Show every line of the entries below that contains the string "Complete", copying each line in full. Case counts.

# Start of Supplied material

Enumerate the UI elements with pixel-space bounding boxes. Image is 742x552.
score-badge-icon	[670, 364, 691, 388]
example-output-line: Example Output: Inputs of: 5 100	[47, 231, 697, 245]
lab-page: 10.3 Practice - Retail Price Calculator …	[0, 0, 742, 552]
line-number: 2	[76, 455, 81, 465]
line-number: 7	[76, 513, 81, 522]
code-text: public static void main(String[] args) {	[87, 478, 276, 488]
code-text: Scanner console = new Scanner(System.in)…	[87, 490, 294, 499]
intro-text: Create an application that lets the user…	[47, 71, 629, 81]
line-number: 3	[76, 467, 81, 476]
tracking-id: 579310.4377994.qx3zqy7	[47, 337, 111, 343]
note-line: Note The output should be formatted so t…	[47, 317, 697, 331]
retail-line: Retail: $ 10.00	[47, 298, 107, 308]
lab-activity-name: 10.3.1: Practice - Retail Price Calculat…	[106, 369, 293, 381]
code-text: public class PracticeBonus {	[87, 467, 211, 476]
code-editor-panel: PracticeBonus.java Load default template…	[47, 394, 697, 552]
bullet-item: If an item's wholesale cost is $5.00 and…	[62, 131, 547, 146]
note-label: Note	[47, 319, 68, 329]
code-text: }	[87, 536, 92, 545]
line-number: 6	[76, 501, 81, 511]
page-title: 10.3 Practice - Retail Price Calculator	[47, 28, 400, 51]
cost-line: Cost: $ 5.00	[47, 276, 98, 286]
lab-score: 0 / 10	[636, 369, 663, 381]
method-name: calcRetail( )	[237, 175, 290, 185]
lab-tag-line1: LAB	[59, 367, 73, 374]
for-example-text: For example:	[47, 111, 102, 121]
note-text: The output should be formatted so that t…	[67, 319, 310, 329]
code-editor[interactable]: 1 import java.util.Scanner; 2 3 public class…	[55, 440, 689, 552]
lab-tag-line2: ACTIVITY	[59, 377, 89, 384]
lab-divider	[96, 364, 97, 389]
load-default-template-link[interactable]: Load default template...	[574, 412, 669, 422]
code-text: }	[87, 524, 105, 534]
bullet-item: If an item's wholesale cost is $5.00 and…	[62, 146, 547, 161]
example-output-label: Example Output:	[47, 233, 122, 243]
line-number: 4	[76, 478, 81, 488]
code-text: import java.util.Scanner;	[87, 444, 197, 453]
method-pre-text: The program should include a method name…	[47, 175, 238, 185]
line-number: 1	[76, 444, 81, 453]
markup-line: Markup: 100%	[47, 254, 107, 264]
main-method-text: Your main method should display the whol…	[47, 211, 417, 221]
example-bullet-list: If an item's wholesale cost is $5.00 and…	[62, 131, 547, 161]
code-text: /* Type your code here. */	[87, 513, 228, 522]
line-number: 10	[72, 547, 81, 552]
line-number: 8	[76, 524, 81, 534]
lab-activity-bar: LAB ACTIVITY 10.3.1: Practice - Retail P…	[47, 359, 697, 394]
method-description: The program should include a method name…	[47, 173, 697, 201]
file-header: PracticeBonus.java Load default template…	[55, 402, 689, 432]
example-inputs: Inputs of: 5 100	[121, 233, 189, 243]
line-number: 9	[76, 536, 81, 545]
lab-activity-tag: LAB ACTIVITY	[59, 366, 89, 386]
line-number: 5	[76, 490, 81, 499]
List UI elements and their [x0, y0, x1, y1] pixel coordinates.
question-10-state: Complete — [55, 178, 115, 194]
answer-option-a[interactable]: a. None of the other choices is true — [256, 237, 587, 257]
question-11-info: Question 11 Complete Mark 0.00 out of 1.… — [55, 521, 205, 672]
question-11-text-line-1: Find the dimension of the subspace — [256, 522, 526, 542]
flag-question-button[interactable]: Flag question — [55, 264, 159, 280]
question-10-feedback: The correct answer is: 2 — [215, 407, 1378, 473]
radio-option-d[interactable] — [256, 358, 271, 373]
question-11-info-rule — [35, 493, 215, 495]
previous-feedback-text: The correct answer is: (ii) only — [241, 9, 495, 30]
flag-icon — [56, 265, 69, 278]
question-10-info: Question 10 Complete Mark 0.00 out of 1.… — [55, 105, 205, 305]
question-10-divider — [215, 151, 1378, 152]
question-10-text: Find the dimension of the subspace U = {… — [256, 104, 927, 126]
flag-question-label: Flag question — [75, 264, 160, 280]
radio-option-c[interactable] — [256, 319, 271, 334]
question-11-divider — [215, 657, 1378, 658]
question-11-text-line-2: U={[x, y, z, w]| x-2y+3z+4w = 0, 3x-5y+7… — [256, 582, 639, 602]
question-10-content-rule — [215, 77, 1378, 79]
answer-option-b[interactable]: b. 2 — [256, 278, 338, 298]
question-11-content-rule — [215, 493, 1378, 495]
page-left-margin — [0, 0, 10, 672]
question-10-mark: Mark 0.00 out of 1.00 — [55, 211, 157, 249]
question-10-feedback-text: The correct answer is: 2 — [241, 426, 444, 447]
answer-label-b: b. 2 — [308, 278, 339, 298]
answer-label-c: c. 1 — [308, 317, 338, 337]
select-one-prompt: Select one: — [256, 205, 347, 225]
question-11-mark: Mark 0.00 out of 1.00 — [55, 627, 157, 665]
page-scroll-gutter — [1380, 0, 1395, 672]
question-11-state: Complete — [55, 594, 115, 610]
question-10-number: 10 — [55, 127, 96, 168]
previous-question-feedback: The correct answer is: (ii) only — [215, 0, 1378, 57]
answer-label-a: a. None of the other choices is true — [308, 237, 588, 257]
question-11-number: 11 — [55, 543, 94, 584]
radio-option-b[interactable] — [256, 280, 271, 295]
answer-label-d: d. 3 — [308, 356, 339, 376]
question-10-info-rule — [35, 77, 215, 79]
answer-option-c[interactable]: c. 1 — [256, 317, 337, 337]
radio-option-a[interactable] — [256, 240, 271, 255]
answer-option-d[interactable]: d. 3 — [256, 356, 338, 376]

# End of Supplied material

### Reply
question-10-state: Complete — [55, 178, 115, 194]
question-11-info: Question 11 Complete Mark 0.00 out of 1.… — [55, 521, 205, 672]
question-10-info: Question 10 Complete Mark 0.00 out of 1.… — [55, 105, 205, 305]
question-11-state: Complete — [55, 594, 115, 610]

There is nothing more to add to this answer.